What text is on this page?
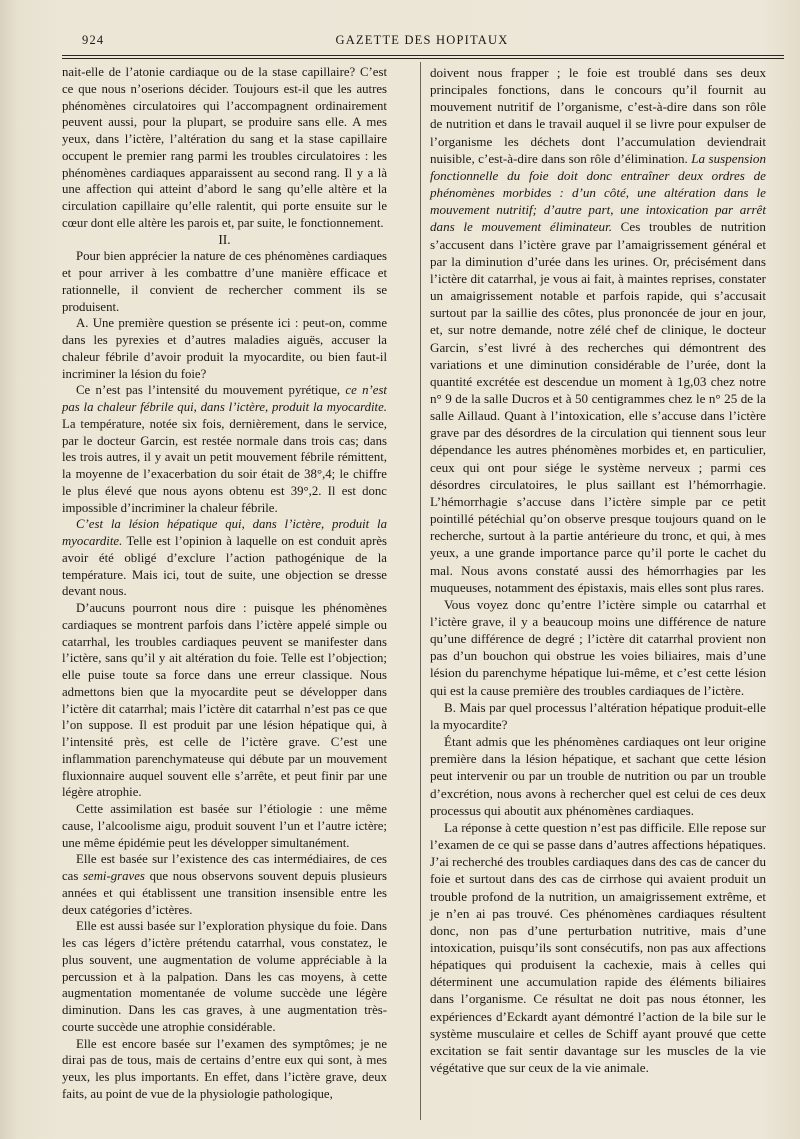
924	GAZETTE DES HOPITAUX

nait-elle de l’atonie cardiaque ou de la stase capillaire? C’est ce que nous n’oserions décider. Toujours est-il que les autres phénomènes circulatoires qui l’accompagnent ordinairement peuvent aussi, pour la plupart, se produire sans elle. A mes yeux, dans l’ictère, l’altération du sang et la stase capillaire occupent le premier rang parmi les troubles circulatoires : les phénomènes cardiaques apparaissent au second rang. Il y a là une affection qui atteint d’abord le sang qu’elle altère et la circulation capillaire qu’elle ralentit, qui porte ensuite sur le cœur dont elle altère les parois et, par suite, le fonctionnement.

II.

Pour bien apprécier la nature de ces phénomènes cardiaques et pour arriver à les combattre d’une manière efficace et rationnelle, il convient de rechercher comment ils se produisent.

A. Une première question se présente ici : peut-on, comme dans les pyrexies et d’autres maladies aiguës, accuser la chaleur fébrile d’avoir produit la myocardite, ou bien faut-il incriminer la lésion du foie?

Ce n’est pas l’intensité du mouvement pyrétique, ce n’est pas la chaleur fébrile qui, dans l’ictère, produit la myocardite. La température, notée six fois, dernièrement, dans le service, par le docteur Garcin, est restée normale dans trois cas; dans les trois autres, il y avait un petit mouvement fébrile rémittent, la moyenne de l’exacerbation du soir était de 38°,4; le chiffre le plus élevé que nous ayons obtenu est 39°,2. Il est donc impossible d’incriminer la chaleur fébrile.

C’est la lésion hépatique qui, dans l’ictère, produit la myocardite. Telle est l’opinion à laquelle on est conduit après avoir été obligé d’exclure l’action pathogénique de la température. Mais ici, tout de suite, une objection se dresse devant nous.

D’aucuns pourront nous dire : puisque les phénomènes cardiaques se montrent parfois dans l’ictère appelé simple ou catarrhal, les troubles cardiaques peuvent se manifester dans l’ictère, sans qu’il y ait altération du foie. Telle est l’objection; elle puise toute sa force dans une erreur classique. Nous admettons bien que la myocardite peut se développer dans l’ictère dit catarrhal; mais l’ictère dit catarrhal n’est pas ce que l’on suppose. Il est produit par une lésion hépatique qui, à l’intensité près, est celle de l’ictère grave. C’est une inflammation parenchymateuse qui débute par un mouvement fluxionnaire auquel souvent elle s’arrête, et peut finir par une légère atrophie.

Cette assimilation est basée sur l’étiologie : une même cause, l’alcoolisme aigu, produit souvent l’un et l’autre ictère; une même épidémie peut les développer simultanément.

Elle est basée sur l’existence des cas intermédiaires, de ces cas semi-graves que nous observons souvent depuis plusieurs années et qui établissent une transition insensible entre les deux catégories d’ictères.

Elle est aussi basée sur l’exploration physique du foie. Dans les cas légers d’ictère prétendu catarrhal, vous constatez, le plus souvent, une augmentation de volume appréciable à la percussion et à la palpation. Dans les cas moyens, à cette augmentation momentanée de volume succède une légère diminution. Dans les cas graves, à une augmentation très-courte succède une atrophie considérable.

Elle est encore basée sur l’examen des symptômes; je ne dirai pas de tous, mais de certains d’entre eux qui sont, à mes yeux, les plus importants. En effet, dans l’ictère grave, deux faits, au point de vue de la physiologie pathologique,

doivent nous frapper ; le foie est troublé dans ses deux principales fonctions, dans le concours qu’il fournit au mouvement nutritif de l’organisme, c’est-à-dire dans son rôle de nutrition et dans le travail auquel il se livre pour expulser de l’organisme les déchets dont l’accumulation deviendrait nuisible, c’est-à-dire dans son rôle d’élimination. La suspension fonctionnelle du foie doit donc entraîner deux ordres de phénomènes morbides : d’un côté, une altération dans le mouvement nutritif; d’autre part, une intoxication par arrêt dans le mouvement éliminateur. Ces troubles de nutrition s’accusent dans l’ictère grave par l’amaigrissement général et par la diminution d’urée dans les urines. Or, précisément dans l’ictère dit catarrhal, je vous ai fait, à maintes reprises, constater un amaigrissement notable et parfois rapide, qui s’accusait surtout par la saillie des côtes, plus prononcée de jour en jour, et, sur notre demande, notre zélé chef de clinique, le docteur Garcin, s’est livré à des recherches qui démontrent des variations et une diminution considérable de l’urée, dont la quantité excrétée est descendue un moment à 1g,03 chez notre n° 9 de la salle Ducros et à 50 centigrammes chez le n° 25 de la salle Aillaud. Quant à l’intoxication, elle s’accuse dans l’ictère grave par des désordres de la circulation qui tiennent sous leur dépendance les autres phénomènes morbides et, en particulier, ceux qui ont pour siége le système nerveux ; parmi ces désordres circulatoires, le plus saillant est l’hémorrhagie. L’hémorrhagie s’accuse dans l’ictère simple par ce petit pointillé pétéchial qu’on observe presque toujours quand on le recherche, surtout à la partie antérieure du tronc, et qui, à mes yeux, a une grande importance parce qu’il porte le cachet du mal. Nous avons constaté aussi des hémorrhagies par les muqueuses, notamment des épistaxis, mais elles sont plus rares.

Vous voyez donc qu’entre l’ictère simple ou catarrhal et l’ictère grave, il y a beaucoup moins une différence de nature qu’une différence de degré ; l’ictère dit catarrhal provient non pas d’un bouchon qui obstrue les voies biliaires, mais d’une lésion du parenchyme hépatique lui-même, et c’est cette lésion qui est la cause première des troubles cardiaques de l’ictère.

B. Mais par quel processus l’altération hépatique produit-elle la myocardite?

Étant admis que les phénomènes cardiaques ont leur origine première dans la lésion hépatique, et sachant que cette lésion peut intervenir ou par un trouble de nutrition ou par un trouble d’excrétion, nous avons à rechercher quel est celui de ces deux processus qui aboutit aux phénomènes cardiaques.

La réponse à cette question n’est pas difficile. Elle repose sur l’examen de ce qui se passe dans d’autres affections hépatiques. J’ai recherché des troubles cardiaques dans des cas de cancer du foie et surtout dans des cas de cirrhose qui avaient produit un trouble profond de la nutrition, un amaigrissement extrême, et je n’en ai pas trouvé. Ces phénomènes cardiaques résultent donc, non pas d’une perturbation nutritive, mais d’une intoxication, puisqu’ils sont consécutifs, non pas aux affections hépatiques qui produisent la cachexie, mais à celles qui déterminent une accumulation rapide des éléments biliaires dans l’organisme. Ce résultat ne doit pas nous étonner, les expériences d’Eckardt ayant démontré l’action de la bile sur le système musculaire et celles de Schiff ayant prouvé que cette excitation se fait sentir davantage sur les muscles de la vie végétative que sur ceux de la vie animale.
--
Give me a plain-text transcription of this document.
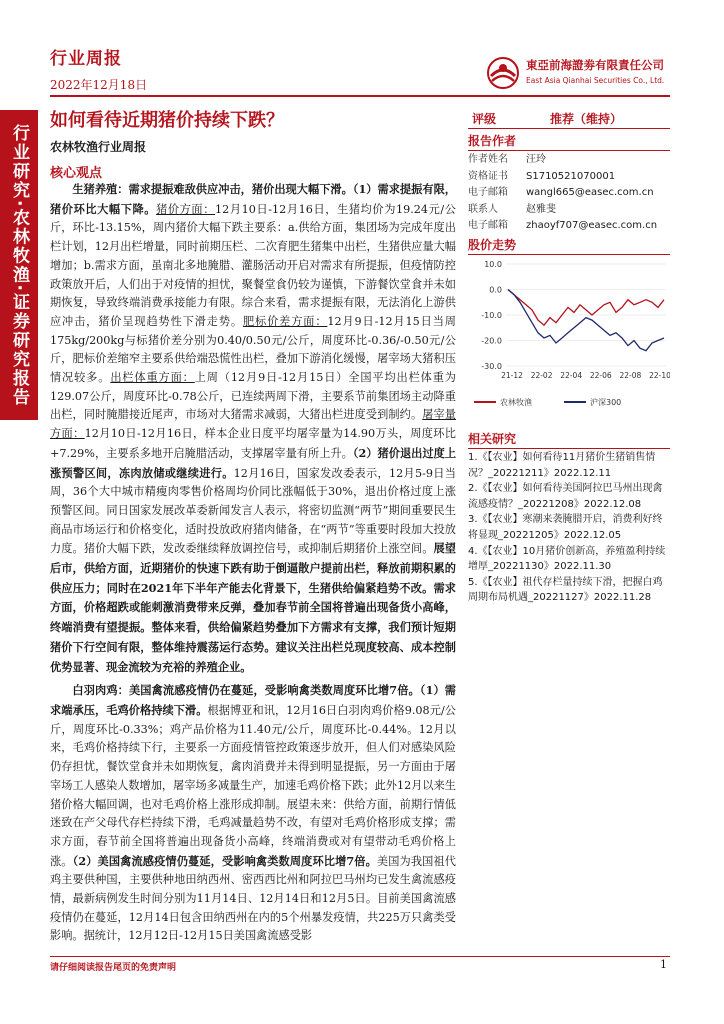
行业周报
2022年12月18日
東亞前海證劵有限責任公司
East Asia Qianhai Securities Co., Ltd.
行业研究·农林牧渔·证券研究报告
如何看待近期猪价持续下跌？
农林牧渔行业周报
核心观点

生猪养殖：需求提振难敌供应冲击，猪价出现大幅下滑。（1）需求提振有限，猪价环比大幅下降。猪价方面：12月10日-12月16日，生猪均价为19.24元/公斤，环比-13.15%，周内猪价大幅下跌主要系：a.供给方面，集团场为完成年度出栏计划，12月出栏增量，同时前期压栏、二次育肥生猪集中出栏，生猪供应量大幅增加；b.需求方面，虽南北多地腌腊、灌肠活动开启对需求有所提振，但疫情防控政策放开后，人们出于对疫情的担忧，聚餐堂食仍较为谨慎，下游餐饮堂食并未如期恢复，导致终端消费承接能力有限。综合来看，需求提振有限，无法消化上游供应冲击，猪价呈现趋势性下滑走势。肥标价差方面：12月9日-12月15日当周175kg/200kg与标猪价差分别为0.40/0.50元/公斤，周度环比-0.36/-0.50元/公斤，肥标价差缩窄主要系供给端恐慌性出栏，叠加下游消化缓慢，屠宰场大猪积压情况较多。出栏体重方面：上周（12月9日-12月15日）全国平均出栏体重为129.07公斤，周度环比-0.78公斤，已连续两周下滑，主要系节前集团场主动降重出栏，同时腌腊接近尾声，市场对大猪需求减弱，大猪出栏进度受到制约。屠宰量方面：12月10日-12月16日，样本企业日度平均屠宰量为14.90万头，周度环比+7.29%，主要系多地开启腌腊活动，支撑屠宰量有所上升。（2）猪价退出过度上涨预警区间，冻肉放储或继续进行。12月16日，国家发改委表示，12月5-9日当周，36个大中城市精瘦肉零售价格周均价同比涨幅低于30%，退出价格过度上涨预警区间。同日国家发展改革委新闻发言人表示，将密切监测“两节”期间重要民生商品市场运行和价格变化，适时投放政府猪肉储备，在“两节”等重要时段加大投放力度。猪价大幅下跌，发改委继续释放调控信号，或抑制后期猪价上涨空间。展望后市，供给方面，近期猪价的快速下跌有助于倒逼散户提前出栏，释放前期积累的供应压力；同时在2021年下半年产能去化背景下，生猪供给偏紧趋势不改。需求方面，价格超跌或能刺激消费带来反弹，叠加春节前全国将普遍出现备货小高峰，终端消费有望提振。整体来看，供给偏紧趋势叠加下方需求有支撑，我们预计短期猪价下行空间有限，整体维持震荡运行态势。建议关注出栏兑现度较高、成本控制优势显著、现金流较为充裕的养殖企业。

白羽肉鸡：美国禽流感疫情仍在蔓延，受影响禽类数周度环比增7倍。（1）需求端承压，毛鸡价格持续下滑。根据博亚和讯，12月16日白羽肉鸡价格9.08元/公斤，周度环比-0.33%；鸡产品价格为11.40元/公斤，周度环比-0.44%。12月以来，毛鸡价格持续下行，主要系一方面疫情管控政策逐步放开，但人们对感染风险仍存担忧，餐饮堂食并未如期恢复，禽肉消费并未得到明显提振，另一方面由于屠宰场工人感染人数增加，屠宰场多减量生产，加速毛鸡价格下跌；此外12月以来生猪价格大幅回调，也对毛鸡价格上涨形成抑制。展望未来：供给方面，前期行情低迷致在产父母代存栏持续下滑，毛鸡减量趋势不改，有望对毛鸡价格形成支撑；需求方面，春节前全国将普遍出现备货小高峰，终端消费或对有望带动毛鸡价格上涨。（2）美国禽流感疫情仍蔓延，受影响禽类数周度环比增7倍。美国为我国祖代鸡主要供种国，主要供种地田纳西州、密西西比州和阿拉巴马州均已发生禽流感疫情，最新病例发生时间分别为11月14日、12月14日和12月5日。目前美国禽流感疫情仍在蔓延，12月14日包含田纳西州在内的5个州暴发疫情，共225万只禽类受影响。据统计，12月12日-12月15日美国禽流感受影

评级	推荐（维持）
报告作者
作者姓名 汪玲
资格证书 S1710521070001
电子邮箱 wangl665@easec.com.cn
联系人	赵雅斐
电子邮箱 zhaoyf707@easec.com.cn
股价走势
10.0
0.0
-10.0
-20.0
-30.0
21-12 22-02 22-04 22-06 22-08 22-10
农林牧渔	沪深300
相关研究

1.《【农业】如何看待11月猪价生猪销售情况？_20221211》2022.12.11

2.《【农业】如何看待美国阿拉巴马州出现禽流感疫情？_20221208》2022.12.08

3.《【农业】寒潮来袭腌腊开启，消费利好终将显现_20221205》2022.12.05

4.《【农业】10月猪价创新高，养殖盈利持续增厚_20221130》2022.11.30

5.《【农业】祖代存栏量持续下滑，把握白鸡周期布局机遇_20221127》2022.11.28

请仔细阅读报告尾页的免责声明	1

**STATED EXERCISE**
Copy out every line from the material above in which the word "incriminer" appears.

**RESPONSE FOR THIS EXERCISE**
A. Une première question se présente ici : peut-on, comme dans les pyrexies et d’autres maladies aiguës, accuser la chaleur fébrile d’avoir produit la myocardite, ou bien faut-il incriminer la lésion du foie?
Ce n’est pas l’intensité du mouvement pyrétique, ce n’est pas la chaleur fébrile qui, dans l’ictère, produit la myocardite. La température, notée six fois, dernièrement, dans le service, par le docteur Garcin, est restée normale dans trois cas; dans les trois autres, il y avait un petit mouvement fébrile rémittent, la moyenne de l’exacerbation du soir était de 38°,4; le chiffre le plus élevé que nous ayons obtenu est 39°,2. Il est donc impossible d’incriminer la chaleur fébrile.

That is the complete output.